**Dataset records**

++++++

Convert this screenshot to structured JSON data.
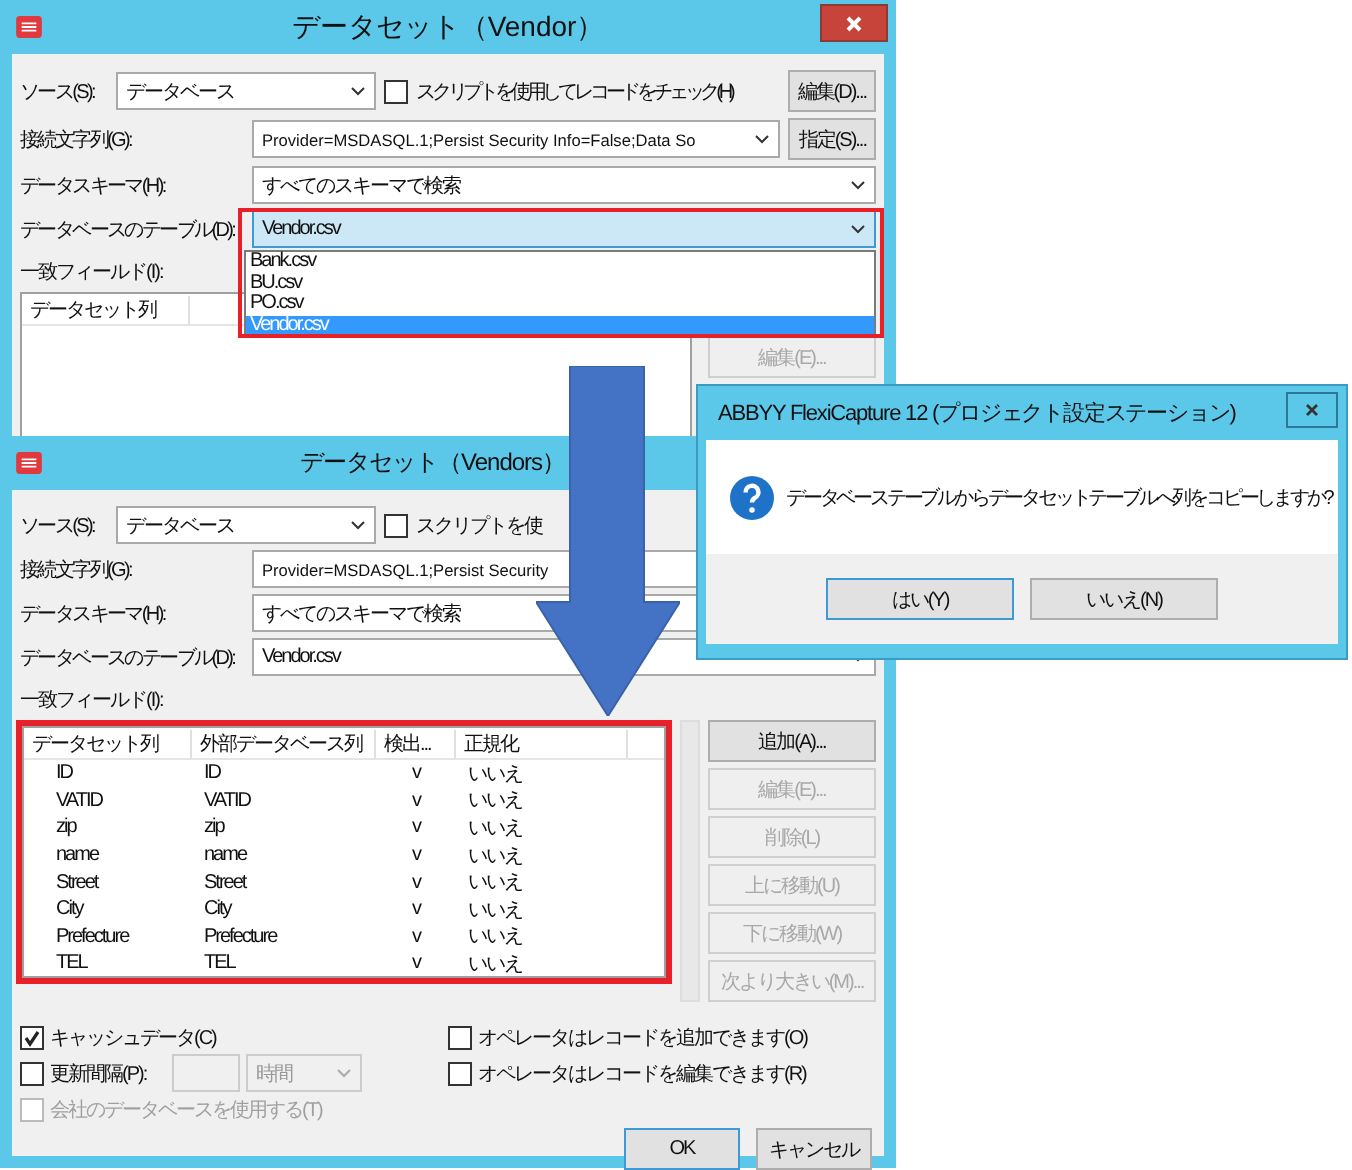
{
  "back_window": {
    "title": "データセット（Vendor）",
    "source": {
      "label": "ソース(S):",
      "value": "データベース"
    },
    "script_check": {
      "label": "スクリプトを使用してレコードをチェック(H)",
      "checked": false
    },
    "edit_button": "編集(D)...",
    "connection": {
      "label": "接続文字列(G):",
      "value": "Provider=MSDASQL.1;Persist Security Info=False;Data So"
    },
    "specify_button": "指定(S)...",
    "schema": {
      "label": "データスキーマ(H):",
      "value": "すべてのスキーマで検索"
    },
    "table": {
      "label": "データベースのテーブル(D):",
      "value": "Vendor.csv",
      "options": [
        {
          "label": "Bank.csv",
          "selected": false
        },
        {
          "label": "BU.csv",
          "selected": false
        },
        {
          "label": "PO.csv",
          "selected": false
        },
        {
          "label": "Vendor.csv",
          "selected": true
        }
      ]
    },
    "match_label": "一致フィールド(I):",
    "columns": [
      "データセット列"
    ],
    "side_buttons": [
      {
        "label": "編集(E)...",
        "disabled": true
      }
    ]
  },
  "front_window": {
    "title": "データセット（Vendors）",
    "source": {
      "label": "ソース(S):",
      "value": "データベース"
    },
    "script_check": {
      "label": "スクリプトを使",
      "checked": false
    },
    "connection": {
      "label": "接続文字列(G):",
      "value": "Provider=MSDASQL.1;Persist Security"
    },
    "schema": {
      "label": "データスキーマ(H):",
      "value": "すべてのスキーマで検索"
    },
    "table": {
      "label": "データベースのテーブル(D):",
      "value": "Vendor.csv"
    },
    "match_label": "一致フィールド(I):",
    "columns": [
      "データセット列",
      "外部データベース列",
      "検出...",
      "正規化"
    ],
    "rows": [
      {
        "cells": [
          "ID",
          "ID",
          "v",
          "いいえ"
        ]
      },
      {
        "cells": [
          "VATID",
          "VATID",
          "v",
          "いいえ"
        ]
      },
      {
        "cells": [
          "zip",
          "zip",
          "v",
          "いいえ"
        ]
      },
      {
        "cells": [
          "name",
          "name",
          "v",
          "いいえ"
        ]
      },
      {
        "cells": [
          "Street",
          "Street",
          "v",
          "いいえ"
        ]
      },
      {
        "cells": [
          "City",
          "City",
          "v",
          "いいえ"
        ]
      },
      {
        "cells": [
          "Prefecture",
          "Prefecture",
          "v",
          "いいえ"
        ]
      },
      {
        "cells": [
          "TEL",
          "TEL",
          "v",
          "いいえ"
        ]
      }
    ],
    "side_buttons": [
      {
        "label": "追加(A)...",
        "disabled": false
      },
      {
        "label": "編集(E)...",
        "disabled": true
      },
      {
        "label": "削除(L)",
        "disabled": true
      },
      {
        "label": "上に移動(U)",
        "disabled": true
      },
      {
        "label": "下に移動(W)",
        "disabled": true
      },
      {
        "label": "次より大きい(M)...",
        "disabled": true
      }
    ],
    "left_options": [
      {
        "kind": "checkbox",
        "label": "キャッシュデータ(C)",
        "checked": true,
        "disabled": false
      },
      {
        "kind": "interval",
        "label": "更新間隔(P):",
        "checked": false,
        "disabled": false,
        "unit": "時間"
      },
      {
        "kind": "checkbox",
        "label": "会社のデータベースを使用する(T)",
        "checked": false,
        "disabled": true
      }
    ],
    "right_options": [
      {
        "label": "オペレータはレコードを追加できます(O)",
        "checked": false
      },
      {
        "label": "オペレータはレコードを編集できます(R)",
        "checked": false
      }
    ],
    "buttons": [
      {
        "label": "OK",
        "default": true
      },
      {
        "label": "キャンセル",
        "default": false
      }
    ]
  },
  "dialog": {
    "title": "ABBYY FlexiCapture 12 (プロジェクト設定ステーション)",
    "message": "データベーステーブルからデータセットテーブルへ列をコピーしますか?",
    "buttons": [
      {
        "label": "はい(Y)",
        "selected": true
      },
      {
        "label": "いいえ(N)",
        "selected": false
      }
    ]
  }
}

++++++

**Written task**
All of the lines above should be printed exactly, minus the pictures.

**The output**
Convert this screenshot to structured JSON data.
{
  "back_window": {
    "title": "データセット（Vendor）",
    "source": {
      "label": "ソース(S):",
      "value": "データベース"
    },
    "script_check": {
      "label": "スクリプトを使用してレコードをチェック(H)",
      "checked": false
    },
    "edit_button": "編集(D)...",
    "connection": {
      "label": "接続文字列(G):",
      "value": "Provider=MSDASQL.1;Persist Security Info=False;Data So"
    },
    "specify_button": "指定(S)...",
    "schema": {
      "label": "データスキーマ(H):",
      "value": "すべてのスキーマで検索"
    },
    "table": {
      "label": "データベースのテーブル(D):",
      "value": "Vendor.csv",
      "options": [
        {
          "label": "Bank.csv",
          "selected": false
        },
        {
          "label": "BU.csv",
          "selected": false
        },
        {
          "label": "PO.csv",
          "selected": false
        },
        {
          "label": "Vendor.csv",
          "selected": true
        }
      ]
    },
    "match_label": "一致フィールド(I):",
    "columns": [
      "データセット列"
    ],
    "side_buttons": [
      {
        "label": "編集(E)...",
        "disabled": true
      }
    ]
  },
  "front_window": {
    "title": "データセット（Vendors）",
    "source": {
      "label": "ソース(S):",
      "value": "データベース"
    },
    "script_check": {
      "label": "スクリプトを使",
      "checked": false
    },
    "connection": {
      "label": "接続文字列(G):",
      "value": "Provider=MSDASQL.1;Persist Security"
    },
    "schema": {
      "label": "データスキーマ(H):",
      "value": "すべてのスキーマで検索"
    },
    "table": {
      "label": "データベースのテーブル(D):",
      "value": "Vendor.csv"
    },
    "match_label": "一致フィールド(I):",
    "columns": [
      "データセット列",
      "外部データベース列",
      "検出...",
      "正規化"
    ],
    "rows": [
      {
        "cells": [
          "ID",
          "ID",
          "v",
          "いいえ"
        ]
      },
      {
        "cells": [
          "VATID",
          "VATID",
          "v",
          "いいえ"
        ]
      },
      {
        "cells": [
          "zip",
          "zip",
          "v",
          "いいえ"
        ]
      },
      {
        "cells": [
          "name",
          "name",
          "v",
          "いいえ"
        ]
      },
      {
        "cells": [
          "Street",
          "Street",
          "v",
          "いいえ"
        ]
      },
      {
        "cells": [
          "City",
          "City",
          "v",
          "いいえ"
        ]
      },
      {
        "cells": [
          "Prefecture",
          "Prefecture",
          "v",
          "いいえ"
        ]
      },
      {
        "cells": [
          "TEL",
          "TEL",
          "v",
          "いいえ"
        ]
      }
    ],
    "side_buttons": [
      {
        "label": "追加(A)...",
        "disabled": false
      },
      {
        "label": "編集(E)...",
        "disabled": true
      },
      {
        "label": "削除(L)",
        "disabled": true
      },
      {
        "label": "上に移動(U)",
        "disabled": true
      },
      {
        "label": "下に移動(W)",
        "disabled": true
      },
      {
        "label": "次より大きい(M)...",
        "disabled": true
      }
    ],
    "left_options": [
      {
        "kind": "checkbox",
        "label": "キャッシュデータ(C)",
        "checked": true,
        "disabled": false
      },
      {
        "kind": "interval",
        "label": "更新間隔(P):",
        "checked": false,
        "disabled": false,
        "unit": "時間"
      },
      {
        "kind": "checkbox",
        "label": "会社のデータベースを使用する(T)",
        "checked": false,
        "disabled": true
      }
    ],
    "right_options": [
      {
        "label": "オペレータはレコードを追加できます(O)",
        "checked": false
      },
      {
        "label": "オペレータはレコードを編集できます(R)",
        "checked": false
      }
    ],
    "buttons": [
      {
        "label": "OK",
        "default": true
      },
      {
        "label": "キャンセル",
        "default": false
      }
    ]
  },
  "dialog": {
    "title": "ABBYY FlexiCapture 12 (プロジェクト設定ステーション)",
    "message": "データベーステーブルからデータセットテーブルへ列をコピーしますか?",
    "buttons": [
      {
        "label": "はい(Y)",
        "selected": true
      },
      {
        "label": "いいえ(N)",
        "selected": false
      }
    ]
  }
}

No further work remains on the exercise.